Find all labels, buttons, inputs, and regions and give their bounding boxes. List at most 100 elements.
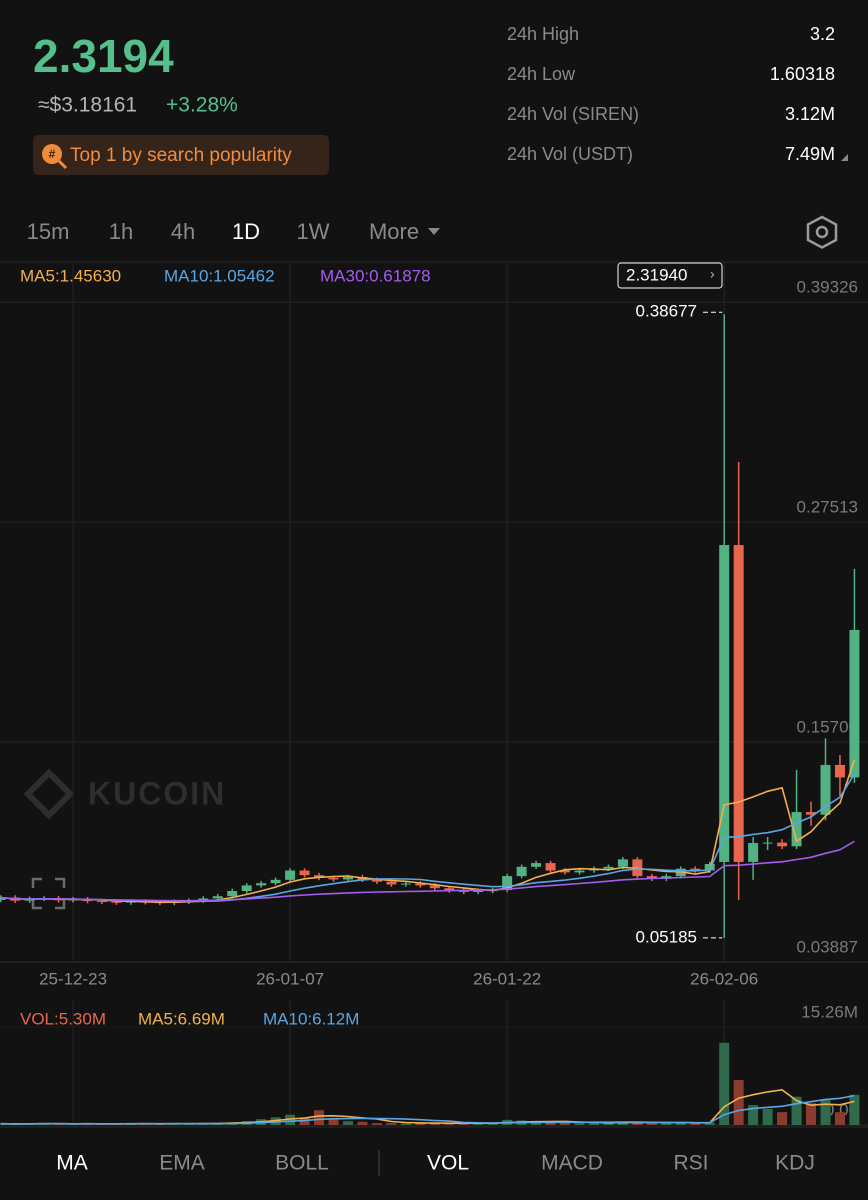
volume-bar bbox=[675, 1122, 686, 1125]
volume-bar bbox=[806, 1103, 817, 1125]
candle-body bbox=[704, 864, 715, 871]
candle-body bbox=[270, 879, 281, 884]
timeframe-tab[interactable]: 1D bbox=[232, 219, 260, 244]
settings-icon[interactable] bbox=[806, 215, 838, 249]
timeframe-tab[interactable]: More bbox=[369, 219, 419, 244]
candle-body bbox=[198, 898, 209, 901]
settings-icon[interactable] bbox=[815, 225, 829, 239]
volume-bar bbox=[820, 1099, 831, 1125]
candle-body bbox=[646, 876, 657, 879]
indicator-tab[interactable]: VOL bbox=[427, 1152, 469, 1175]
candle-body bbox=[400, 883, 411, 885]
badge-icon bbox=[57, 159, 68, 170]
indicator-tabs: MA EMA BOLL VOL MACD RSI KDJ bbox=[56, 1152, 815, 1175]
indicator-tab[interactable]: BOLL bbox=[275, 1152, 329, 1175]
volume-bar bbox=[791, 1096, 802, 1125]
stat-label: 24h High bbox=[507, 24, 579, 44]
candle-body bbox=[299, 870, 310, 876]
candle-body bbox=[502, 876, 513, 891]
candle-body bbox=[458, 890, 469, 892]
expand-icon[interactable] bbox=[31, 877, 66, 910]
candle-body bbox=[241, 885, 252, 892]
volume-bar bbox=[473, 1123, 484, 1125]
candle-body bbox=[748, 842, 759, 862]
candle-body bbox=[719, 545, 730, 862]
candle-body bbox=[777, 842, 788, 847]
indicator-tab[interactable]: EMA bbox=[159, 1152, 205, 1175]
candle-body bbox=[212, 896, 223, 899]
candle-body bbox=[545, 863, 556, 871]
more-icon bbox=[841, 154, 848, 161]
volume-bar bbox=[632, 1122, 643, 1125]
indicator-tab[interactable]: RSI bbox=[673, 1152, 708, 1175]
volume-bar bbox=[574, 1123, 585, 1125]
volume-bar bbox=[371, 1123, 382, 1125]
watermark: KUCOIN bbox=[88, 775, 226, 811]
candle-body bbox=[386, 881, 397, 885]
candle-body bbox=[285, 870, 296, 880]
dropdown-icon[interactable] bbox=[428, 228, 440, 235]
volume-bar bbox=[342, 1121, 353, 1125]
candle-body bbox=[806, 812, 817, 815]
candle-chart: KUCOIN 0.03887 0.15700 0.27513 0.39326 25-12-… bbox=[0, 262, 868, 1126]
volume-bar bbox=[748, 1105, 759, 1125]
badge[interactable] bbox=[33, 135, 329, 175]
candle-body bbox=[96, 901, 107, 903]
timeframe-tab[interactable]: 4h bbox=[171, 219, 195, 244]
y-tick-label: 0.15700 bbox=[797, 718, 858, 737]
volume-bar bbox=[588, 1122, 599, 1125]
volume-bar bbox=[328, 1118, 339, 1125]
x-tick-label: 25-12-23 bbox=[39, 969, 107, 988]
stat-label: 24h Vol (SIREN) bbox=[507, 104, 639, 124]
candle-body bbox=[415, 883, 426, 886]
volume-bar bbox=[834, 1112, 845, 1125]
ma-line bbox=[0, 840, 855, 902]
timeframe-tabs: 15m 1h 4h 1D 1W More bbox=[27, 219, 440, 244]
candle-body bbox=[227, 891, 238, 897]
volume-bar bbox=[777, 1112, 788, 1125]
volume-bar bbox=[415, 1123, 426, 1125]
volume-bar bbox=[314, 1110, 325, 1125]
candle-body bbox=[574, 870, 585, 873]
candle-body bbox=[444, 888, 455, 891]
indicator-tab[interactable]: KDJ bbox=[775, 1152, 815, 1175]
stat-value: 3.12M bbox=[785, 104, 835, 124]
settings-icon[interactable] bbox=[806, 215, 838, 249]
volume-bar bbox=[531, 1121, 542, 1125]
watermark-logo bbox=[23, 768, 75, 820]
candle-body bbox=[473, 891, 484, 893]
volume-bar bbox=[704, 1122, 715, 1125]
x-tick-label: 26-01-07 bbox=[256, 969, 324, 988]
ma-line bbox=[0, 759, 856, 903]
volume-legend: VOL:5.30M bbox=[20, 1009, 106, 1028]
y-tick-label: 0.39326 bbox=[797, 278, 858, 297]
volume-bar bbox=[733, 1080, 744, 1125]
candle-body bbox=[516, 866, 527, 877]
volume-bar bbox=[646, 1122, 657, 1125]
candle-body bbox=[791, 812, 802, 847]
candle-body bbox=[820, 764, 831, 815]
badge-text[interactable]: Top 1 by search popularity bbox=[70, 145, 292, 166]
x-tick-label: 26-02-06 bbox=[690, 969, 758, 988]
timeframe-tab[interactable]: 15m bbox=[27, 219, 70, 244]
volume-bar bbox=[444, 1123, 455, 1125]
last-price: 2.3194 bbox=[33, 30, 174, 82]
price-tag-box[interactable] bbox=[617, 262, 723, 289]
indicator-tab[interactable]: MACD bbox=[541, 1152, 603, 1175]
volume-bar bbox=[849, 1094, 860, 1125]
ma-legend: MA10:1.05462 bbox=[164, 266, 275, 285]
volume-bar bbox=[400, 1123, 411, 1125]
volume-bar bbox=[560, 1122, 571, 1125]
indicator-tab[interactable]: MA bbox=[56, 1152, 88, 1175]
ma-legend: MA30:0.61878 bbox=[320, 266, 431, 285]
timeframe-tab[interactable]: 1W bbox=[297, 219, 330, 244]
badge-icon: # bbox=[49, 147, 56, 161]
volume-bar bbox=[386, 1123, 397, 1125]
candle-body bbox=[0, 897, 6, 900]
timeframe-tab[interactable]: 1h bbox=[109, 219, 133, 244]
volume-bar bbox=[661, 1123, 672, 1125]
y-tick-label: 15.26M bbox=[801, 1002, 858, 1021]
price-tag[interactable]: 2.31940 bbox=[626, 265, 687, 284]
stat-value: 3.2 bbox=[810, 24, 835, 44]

Exercise prompt – Quote the listing lines starting with the line that contains "volume-bar bbox=[675, 1122, 686, 1125]" and going on through the line that contains "stat-label: 24h High bbox=[507, 24, 579, 44]", reproducing each one without any change.

Solution for this task –
volume-bar bbox=[675, 1122, 686, 1125]
volume-bar bbox=[806, 1103, 817, 1125]
candle-body bbox=[704, 864, 715, 871]
candle-body bbox=[270, 879, 281, 884]
timeframe-tab[interactable]: 1D bbox=[232, 219, 260, 244]
settings-icon[interactable] bbox=[806, 215, 838, 249]
timeframe-tab[interactable]: More bbox=[369, 219, 419, 244]
candle-body bbox=[198, 898, 209, 901]
settings-icon[interactable] bbox=[815, 225, 829, 239]
volume-bar bbox=[820, 1099, 831, 1125]
candle-body bbox=[646, 876, 657, 879]
indicator-tab[interactable]: VOL bbox=[427, 1152, 469, 1175]
candle-body bbox=[400, 883, 411, 885]
badge-icon bbox=[57, 159, 68, 170]
indicator-tabs: MA EMA BOLL VOL MACD RSI KDJ bbox=[56, 1152, 815, 1175]
indicator-tab[interactable]: BOLL bbox=[275, 1152, 329, 1175]
volume-bar bbox=[791, 1096, 802, 1125]
stat-label: 24h High bbox=[507, 24, 579, 44]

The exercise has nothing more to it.